### Set task
Copy the lines below as they are; omit the images they contain.

### Data entries
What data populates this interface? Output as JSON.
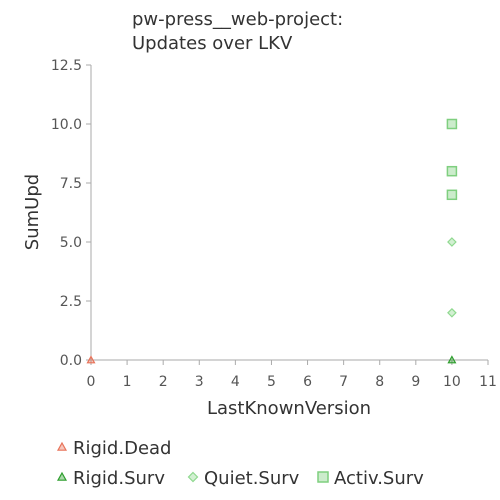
{
  "chart_data": {
    "type": "scatter",
    "title": [
      "pw-press__web-project:",
      "Updates over LKV"
    ],
    "xlabel": "LastKnownVersion",
    "ylabel": "SumUpd",
    "xlim": [
      0,
      11
    ],
    "ylim": [
      0,
      12.5
    ],
    "x_ticks": [
      "0",
      "1",
      "2",
      "3",
      "4",
      "5",
      "6",
      "7",
      "8",
      "9",
      "10",
      "11"
    ],
    "y_ticks": [
      "0.0",
      "2.5",
      "5.0",
      "7.5",
      "10.0",
      "12.5"
    ],
    "grid": false,
    "legend_position": "bottom",
    "series": [
      {
        "name": "Rigid.Dead",
        "marker": "triangle",
        "color": "#e8735a",
        "points": [
          [
            0,
            0
          ]
        ]
      },
      {
        "name": "Rigid.Surv",
        "marker": "triangle",
        "color": "#2e9e2e",
        "points": [
          [
            10,
            0
          ]
        ]
      },
      {
        "name": "Quiet.Surv",
        "marker": "diamond",
        "color": "#8fd98f",
        "points": [
          [
            10,
            2
          ],
          [
            10,
            5
          ]
        ]
      },
      {
        "name": "Activ.Surv",
        "marker": "square",
        "color": "#7fcf7f",
        "points": [
          [
            10,
            7
          ],
          [
            10,
            8
          ],
          [
            10,
            10
          ]
        ]
      }
    ]
  }
}
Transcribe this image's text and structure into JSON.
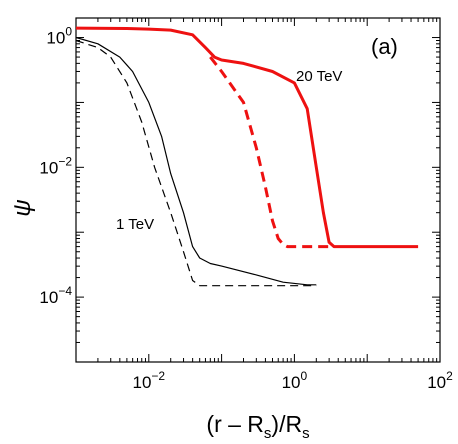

### Result of the task
What data populates this interface? Output as JSON.
{
  "chart_data": {
    "type": "scatter",
    "title": [
      "pw-press__web-project:",
      "Updates over LKV"
    ],
    "xlabel": "LastKnownVersion",
    "ylabel": "SumUpd",
    "xlim": [
      0,
      11
    ],
    "ylim": [
      0,
      12.5
    ],
    "x_ticks": [
      "0",
      "1",
      "2",
      "3",
      "4",
      "5",
      "6",
      "7",
      "8",
      "9",
      "10",
      "11"
    ],
    "y_ticks": [
      "0.0",
      "2.5",
      "5.0",
      "7.5",
      "10.0",
      "12.5"
    ],
    "grid": false,
    "legend_position": "bottom",
    "series": [
      {
        "name": "Rigid.Dead",
        "marker": "triangle",
        "color": "#e8735a",
        "points": [
          [
            0,
            0
          ]
        ]
      },
      {
        "name": "Rigid.Surv",
        "marker": "triangle",
        "color": "#2e9e2e",
        "points": [
          [
            10,
            0
          ]
        ]
      },
      {
        "name": "Quiet.Surv",
        "marker": "diamond",
        "color": "#8fd98f",
        "points": [
          [
            10,
            2
          ],
          [
            10,
            5
          ]
        ]
      },
      {
        "name": "Activ.Surv",
        "marker": "square",
        "color": "#7fcf7f",
        "points": [
          [
            10,
            7
          ],
          [
            10,
            8
          ],
          [
            10,
            10
          ]
        ]
      }
    ]
  }
}
Transcribe this image's text and structure into JSON.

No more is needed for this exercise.